| WRITTEN TASK |
Produce an exact copy of all the data below, dropping every image.

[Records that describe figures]

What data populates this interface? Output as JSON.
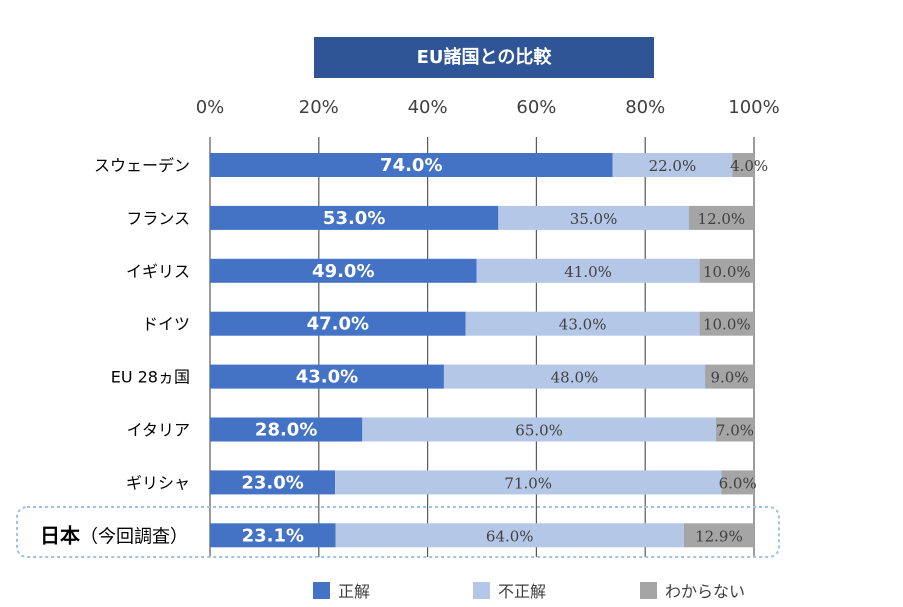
{
  "chart_data": {
    "type": "bar",
    "orientation": "horizontal",
    "stacked": true,
    "title": "EU諸国との比較",
    "x_ticks": [
      "0%",
      "20%",
      "40%",
      "60%",
      "80%",
      "100%"
    ],
    "xlim": [
      0,
      100
    ],
    "categories": [
      "スウェーデン",
      "フランス",
      "イギリス",
      "ドイツ",
      "EU 28ヵ国",
      "イタリア",
      "ギリシャ",
      "日本（今回調査）"
    ],
    "highlight_category": {
      "main": "日本",
      "suffix": "（今回調査）"
    },
    "series": [
      {
        "name": "正解",
        "color": "#4472c4",
        "values": [
          74.0,
          53.0,
          49.0,
          47.0,
          43.0,
          28.0,
          23.0,
          23.1
        ],
        "labels": [
          "74.0%",
          "53.0%",
          "49.0%",
          "47.0%",
          "43.0%",
          "28.0%",
          "23.0%",
          "23.1%"
        ]
      },
      {
        "name": "不正解",
        "color": "#b4c7e7",
        "values": [
          22.0,
          35.0,
          41.0,
          43.0,
          48.0,
          65.0,
          71.0,
          64.0
        ],
        "labels": [
          "22.0%",
          "35.0%",
          "41.0%",
          "43.0%",
          "48.0%",
          "65.0%",
          "71.0%",
          "64.0%"
        ]
      },
      {
        "name": "わからない",
        "color": "#a5a5a5",
        "values": [
          4.0,
          12.0,
          10.0,
          10.0,
          9.0,
          7.0,
          6.0,
          12.9
        ],
        "labels": [
          "4.0%",
          "12.0%",
          "10.0%",
          "10.0%",
          "9.0%",
          "7.0%",
          "6.0%",
          "12.9%"
        ]
      }
    ],
    "grid": true,
    "legend": "bottom"
  }
}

| RESULT OF THE EXERCISE |
What data populates this interface? Output as JSON.
{
  "chart_data": {
    "type": "bar",
    "orientation": "horizontal",
    "stacked": true,
    "title": "EU諸国との比較",
    "x_ticks": [
      "0%",
      "20%",
      "40%",
      "60%",
      "80%",
      "100%"
    ],
    "xlim": [
      0,
      100
    ],
    "categories": [
      "スウェーデン",
      "フランス",
      "イギリス",
      "ドイツ",
      "EU 28ヵ国",
      "イタリア",
      "ギリシャ",
      "日本（今回調査）"
    ],
    "highlight_category": {
      "main": "日本",
      "suffix": "（今回調査）"
    },
    "series": [
      {
        "name": "正解",
        "color": "#4472c4",
        "values": [
          74.0,
          53.0,
          49.0,
          47.0,
          43.0,
          28.0,
          23.0,
          23.1
        ],
        "labels": [
          "74.0%",
          "53.0%",
          "49.0%",
          "47.0%",
          "43.0%",
          "28.0%",
          "23.0%",
          "23.1%"
        ]
      },
      {
        "name": "不正解",
        "color": "#b4c7e7",
        "values": [
          22.0,
          35.0,
          41.0,
          43.0,
          48.0,
          65.0,
          71.0,
          64.0
        ],
        "labels": [
          "22.0%",
          "35.0%",
          "41.0%",
          "43.0%",
          "48.0%",
          "65.0%",
          "71.0%",
          "64.0%"
        ]
      },
      {
        "name": "わからない",
        "color": "#a5a5a5",
        "values": [
          4.0,
          12.0,
          10.0,
          10.0,
          9.0,
          7.0,
          6.0,
          12.9
        ],
        "labels": [
          "4.0%",
          "12.0%",
          "10.0%",
          "10.0%",
          "9.0%",
          "7.0%",
          "6.0%",
          "12.9%"
        ]
      }
    ],
    "grid": true,
    "legend": "bottom"
  }
}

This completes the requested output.